** PROBLEM **
Extract each line of the records below that contains the word "deixou".

** DATASET CONTENT **
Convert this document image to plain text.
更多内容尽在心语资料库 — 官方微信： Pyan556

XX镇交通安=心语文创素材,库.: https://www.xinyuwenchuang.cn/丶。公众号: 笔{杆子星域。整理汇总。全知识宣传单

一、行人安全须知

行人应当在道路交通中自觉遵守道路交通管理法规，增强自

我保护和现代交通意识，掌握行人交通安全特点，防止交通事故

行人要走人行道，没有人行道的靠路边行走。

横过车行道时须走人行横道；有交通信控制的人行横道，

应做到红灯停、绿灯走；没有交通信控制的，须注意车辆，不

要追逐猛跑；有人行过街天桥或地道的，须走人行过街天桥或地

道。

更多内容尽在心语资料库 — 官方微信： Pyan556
---
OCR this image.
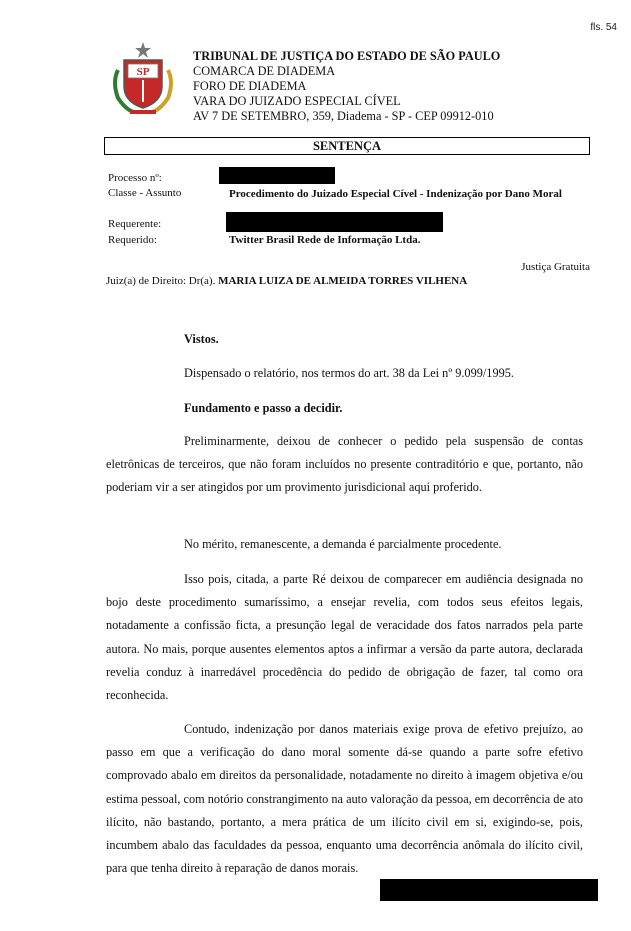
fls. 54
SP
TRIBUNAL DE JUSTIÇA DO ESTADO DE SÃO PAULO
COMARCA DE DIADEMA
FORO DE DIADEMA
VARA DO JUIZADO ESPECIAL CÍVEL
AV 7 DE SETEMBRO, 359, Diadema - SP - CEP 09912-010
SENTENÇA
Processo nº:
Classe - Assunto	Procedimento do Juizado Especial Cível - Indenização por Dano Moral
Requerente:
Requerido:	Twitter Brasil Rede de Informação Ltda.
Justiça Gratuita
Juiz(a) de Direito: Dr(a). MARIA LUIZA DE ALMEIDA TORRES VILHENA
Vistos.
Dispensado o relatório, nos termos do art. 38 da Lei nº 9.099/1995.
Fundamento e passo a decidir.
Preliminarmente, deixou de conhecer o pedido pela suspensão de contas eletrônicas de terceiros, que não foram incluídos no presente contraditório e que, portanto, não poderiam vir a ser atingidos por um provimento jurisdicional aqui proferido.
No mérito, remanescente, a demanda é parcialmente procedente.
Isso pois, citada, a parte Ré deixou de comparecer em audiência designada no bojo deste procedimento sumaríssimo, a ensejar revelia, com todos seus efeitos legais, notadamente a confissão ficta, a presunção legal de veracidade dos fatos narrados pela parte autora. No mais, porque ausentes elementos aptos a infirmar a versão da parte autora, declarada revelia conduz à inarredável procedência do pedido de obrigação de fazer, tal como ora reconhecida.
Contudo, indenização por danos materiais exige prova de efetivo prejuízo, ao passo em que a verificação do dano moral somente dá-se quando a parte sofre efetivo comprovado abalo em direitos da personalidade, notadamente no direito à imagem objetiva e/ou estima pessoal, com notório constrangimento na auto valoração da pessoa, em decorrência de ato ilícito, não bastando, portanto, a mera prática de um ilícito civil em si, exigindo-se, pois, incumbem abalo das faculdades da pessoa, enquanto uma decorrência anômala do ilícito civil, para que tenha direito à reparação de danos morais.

** THE REPLY **
Preliminarmente, deixou de conhecer o pedido pela suspensão de contas eletrônicas de terceiros, que não foram incluídos no presente contraditório e que, portanto, não poderiam vir a ser atingidos por um provimento jurisdicional aqui proferido.
Isso pois, citada, a parte Ré deixou de comparecer em audiência designada no bojo deste procedimento sumaríssimo, a ensejar revelia, com todos seus efeitos legais, notadamente a confissão ficta, a presunção legal de veracidade dos fatos narrados pela parte autora. No mais, porque ausentes elementos aptos a infirmar a versão da parte autora, declarada revelia conduz à inarredável procedência do pedido de obrigação de fazer, tal como ora reconhecida.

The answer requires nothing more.